#### Aim:
Go through the records line by line and work out how many lines hold the word "sendo". Answer with the number only.
[Begin Data to use]
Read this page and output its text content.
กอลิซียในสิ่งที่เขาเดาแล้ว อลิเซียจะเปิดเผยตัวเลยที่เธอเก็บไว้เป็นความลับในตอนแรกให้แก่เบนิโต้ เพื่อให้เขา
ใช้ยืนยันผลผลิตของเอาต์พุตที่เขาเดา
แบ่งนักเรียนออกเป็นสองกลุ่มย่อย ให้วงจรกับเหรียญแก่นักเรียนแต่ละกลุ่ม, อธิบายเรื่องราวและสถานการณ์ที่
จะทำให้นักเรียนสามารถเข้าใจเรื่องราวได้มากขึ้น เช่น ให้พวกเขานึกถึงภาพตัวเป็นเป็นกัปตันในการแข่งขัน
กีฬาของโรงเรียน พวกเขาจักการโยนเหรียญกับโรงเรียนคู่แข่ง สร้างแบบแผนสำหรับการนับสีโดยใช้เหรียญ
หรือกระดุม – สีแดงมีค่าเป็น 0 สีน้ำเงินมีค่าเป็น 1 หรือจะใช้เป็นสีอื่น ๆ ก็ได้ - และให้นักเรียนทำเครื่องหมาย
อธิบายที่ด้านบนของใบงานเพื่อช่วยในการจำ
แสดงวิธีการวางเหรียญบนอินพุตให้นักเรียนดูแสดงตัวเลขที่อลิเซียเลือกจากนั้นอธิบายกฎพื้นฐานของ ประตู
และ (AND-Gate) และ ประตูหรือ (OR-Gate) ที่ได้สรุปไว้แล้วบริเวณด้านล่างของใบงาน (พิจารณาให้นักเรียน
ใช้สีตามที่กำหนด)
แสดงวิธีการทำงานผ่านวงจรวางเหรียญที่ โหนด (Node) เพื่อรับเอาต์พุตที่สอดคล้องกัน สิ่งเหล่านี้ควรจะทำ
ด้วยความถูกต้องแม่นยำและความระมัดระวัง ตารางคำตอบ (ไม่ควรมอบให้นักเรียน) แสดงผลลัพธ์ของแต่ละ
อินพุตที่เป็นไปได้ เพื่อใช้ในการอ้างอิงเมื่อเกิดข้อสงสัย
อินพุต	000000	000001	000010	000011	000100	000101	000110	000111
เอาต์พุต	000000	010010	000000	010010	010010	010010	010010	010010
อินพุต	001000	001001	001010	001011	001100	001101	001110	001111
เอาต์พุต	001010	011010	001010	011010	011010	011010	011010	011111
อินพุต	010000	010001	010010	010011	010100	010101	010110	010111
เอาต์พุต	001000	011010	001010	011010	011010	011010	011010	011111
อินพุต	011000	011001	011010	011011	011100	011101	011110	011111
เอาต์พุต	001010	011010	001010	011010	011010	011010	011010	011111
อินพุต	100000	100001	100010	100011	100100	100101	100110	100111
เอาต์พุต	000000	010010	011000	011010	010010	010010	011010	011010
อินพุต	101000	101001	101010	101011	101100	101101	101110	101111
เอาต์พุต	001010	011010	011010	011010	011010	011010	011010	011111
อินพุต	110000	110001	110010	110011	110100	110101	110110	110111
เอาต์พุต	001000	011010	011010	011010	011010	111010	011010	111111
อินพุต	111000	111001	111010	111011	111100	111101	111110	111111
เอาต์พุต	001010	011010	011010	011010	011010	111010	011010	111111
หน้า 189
[End Data to use]
[Begin Data to use]
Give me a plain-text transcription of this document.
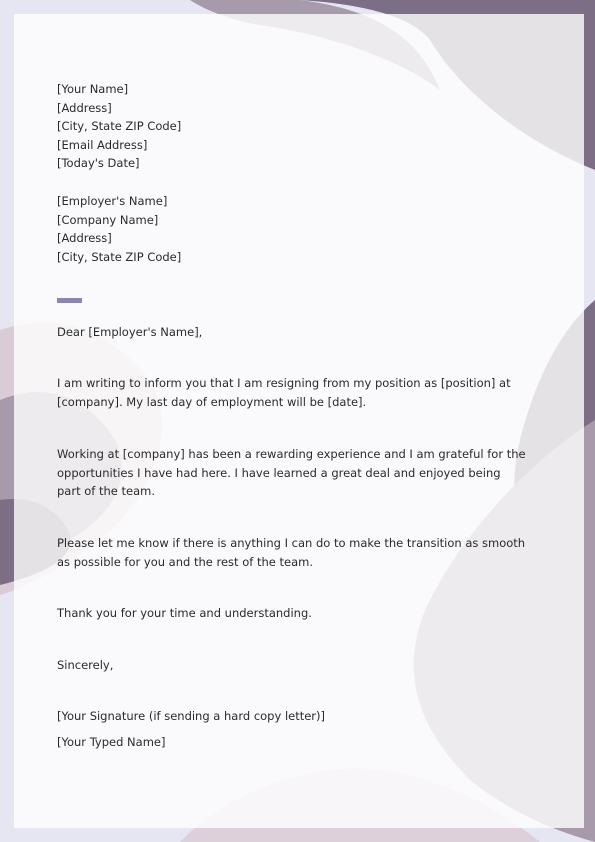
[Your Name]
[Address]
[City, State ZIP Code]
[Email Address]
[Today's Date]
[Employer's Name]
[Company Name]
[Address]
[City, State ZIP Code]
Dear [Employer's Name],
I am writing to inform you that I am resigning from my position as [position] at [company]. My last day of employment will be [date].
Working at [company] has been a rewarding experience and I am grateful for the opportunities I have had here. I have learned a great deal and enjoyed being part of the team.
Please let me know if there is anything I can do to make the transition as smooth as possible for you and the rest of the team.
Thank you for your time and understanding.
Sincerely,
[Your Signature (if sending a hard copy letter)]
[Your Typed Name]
[End Data to use]
[Begin Data to use]
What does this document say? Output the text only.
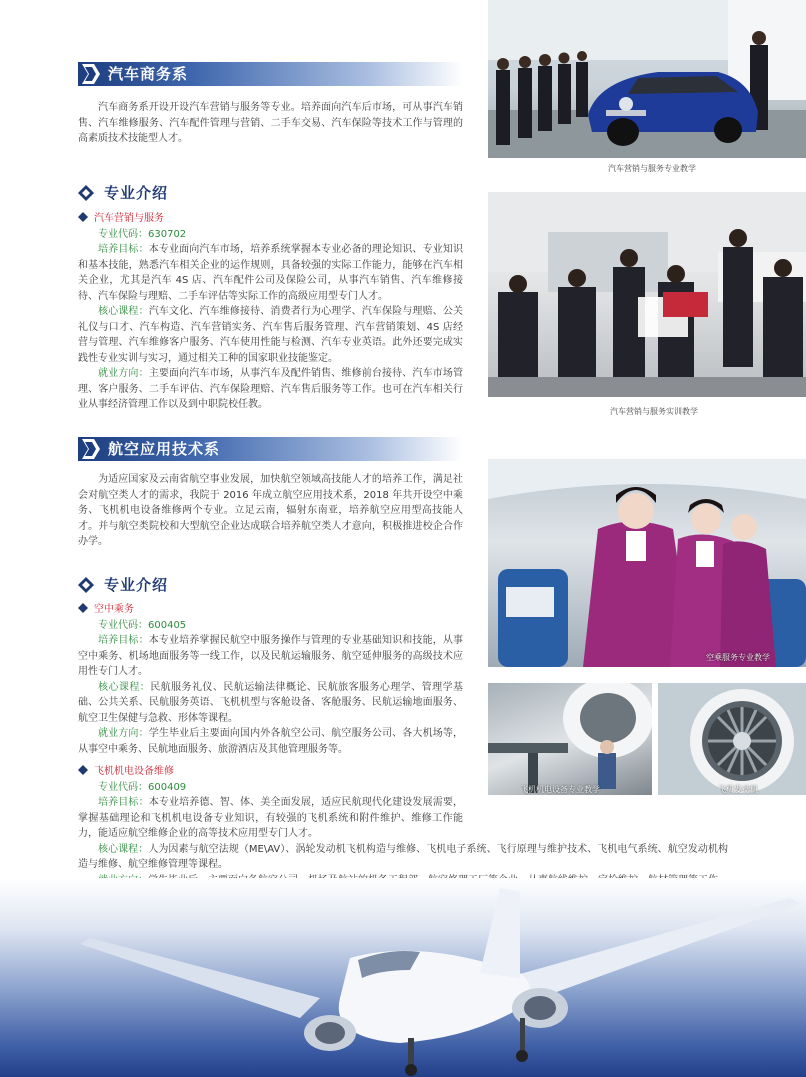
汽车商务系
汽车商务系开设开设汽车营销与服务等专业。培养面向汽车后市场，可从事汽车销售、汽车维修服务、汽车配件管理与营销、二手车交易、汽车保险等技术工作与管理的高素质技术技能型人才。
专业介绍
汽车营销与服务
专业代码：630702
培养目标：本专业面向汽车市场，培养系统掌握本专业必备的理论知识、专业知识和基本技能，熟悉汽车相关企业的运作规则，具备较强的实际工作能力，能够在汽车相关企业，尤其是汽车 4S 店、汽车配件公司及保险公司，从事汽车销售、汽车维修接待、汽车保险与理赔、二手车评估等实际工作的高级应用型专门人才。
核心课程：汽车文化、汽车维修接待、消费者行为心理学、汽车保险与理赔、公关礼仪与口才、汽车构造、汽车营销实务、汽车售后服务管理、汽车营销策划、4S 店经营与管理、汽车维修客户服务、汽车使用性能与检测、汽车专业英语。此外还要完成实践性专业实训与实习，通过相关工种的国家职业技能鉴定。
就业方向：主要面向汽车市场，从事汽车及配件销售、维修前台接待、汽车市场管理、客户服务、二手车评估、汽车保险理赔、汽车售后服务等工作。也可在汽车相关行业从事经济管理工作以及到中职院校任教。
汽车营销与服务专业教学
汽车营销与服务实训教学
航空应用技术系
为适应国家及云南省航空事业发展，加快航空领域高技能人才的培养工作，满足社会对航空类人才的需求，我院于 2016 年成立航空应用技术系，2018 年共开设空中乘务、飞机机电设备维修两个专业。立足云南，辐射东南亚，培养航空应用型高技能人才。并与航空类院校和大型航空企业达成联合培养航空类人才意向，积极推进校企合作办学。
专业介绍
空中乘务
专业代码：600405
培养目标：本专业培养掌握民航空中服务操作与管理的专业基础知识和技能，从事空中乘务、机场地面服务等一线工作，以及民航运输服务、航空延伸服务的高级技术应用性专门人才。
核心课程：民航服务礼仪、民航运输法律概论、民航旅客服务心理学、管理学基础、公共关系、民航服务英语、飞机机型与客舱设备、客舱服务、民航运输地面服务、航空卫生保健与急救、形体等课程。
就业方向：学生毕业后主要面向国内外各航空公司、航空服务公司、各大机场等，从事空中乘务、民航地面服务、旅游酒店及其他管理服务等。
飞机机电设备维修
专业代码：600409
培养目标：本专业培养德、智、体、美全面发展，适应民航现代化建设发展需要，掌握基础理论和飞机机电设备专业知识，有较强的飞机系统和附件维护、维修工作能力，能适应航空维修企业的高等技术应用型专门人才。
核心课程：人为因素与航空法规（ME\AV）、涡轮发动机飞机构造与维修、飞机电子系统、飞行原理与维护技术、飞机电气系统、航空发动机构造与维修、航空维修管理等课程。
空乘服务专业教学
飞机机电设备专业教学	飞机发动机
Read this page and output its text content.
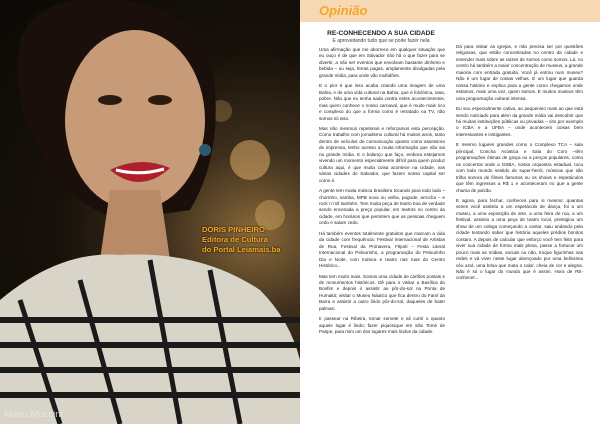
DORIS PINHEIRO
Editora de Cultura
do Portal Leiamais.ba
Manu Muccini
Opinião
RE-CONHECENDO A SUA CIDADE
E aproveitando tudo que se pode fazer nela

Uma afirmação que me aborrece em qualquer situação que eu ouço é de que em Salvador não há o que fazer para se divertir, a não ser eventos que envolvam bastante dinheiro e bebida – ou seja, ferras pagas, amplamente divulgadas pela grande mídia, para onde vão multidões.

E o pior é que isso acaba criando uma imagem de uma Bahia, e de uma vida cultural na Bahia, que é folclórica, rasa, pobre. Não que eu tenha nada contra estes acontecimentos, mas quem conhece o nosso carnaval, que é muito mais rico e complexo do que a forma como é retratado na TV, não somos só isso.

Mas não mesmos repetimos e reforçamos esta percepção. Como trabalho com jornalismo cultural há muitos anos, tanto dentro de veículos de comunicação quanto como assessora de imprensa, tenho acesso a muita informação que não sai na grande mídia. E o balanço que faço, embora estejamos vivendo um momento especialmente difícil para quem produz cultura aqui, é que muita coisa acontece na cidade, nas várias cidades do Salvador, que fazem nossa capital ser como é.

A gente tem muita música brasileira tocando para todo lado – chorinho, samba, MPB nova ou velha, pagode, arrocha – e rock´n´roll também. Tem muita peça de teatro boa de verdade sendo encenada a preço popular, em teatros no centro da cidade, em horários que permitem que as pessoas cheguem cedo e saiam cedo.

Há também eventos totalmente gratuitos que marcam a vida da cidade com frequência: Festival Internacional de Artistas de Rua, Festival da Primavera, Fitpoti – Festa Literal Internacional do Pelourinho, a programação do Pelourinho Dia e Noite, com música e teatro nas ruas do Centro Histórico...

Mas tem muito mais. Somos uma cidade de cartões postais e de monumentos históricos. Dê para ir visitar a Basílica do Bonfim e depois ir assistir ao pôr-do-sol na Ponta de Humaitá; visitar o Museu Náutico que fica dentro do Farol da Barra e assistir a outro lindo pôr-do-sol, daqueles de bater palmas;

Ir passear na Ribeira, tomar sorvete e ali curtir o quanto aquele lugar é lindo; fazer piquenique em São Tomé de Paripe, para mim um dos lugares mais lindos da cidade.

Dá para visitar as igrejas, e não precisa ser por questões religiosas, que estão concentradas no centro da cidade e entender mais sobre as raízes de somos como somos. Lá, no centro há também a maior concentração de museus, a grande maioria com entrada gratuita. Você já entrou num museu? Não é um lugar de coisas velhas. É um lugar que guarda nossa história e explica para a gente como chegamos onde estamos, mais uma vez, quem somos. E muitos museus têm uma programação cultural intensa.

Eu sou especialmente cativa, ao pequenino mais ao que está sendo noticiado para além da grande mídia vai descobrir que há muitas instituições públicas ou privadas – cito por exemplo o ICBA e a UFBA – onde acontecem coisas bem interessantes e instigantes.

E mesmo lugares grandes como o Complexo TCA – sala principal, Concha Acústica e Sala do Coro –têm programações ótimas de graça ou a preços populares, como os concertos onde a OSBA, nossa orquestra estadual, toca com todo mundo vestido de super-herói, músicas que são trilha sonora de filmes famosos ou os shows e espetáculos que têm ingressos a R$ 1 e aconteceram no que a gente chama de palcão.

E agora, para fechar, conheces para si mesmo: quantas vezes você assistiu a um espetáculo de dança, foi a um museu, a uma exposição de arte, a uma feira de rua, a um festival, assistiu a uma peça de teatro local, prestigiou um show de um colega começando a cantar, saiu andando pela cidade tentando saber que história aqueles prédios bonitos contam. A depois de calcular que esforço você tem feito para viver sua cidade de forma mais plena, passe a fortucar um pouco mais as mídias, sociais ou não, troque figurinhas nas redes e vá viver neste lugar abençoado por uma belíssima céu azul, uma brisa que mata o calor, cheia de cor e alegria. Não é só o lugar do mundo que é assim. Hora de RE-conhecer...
[End Data to use]
#### Complete response:
2